> **Problem description**
Copy nothing but the text: reproduce each line of the listing exactly and leave the pictures out.

> **Given records**

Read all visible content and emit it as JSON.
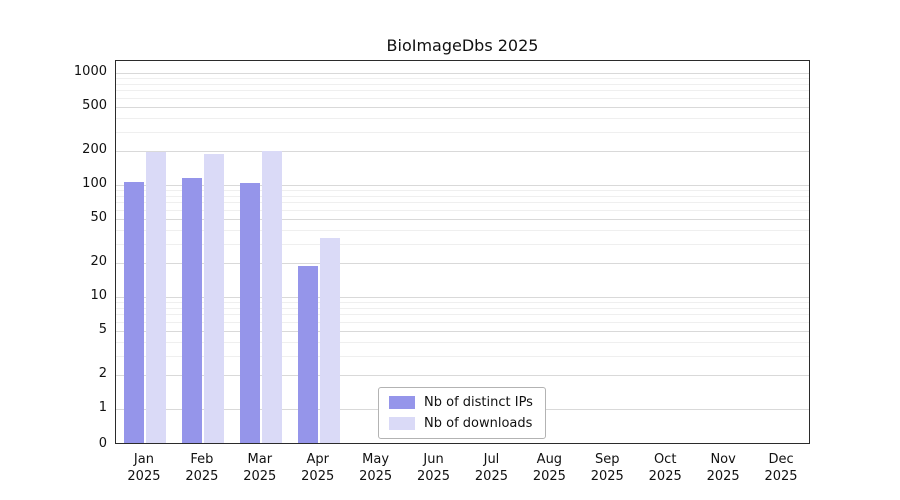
{
  "chart_data": {
    "type": "bar",
    "title": "BioImageDbs 2025",
    "year_label": "2025",
    "categories": [
      "Jan",
      "Feb",
      "Mar",
      "Apr",
      "May",
      "Jun",
      "Jul",
      "Aug",
      "Sep",
      "Oct",
      "Nov",
      "Dec"
    ],
    "series": [
      {
        "name": "Nb of distinct IPs",
        "color": "#9595ea",
        "values": [
          102,
          112,
          100,
          18,
          0,
          0,
          0,
          0,
          0,
          0,
          0,
          0
        ]
      },
      {
        "name": "Nb of downloads",
        "color": "#dadaf7",
        "values": [
          188,
          182,
          193,
          32,
          0,
          0,
          0,
          0,
          0,
          0,
          0,
          0
        ]
      }
    ],
    "y_ticks": [
      0,
      1,
      2,
      5,
      10,
      20,
      50,
      100,
      200,
      500,
      1000
    ],
    "y_scale": "symlog",
    "ylim": [
      0,
      1000
    ],
    "grid": "horizontal major+minor",
    "legend_position": "bottom-center-inside"
  }
}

> **Response below**
Read all visible content and emit it as JSON.
{
  "chart_data": {
    "type": "bar",
    "title": "BioImageDbs 2025",
    "year_label": "2025",
    "categories": [
      "Jan",
      "Feb",
      "Mar",
      "Apr",
      "May",
      "Jun",
      "Jul",
      "Aug",
      "Sep",
      "Oct",
      "Nov",
      "Dec"
    ],
    "series": [
      {
        "name": "Nb of distinct IPs",
        "color": "#9595ea",
        "values": [
          102,
          112,
          100,
          18,
          0,
          0,
          0,
          0,
          0,
          0,
          0,
          0
        ]
      },
      {
        "name": "Nb of downloads",
        "color": "#dadaf7",
        "values": [
          188,
          182,
          193,
          32,
          0,
          0,
          0,
          0,
          0,
          0,
          0,
          0
        ]
      }
    ],
    "y_ticks": [
      0,
      1,
      2,
      5,
      10,
      20,
      50,
      100,
      200,
      500,
      1000
    ],
    "y_scale": "symlog",
    "ylim": [
      0,
      1000
    ],
    "grid": "horizontal major+minor",
    "legend_position": "bottom-center-inside"
  }
}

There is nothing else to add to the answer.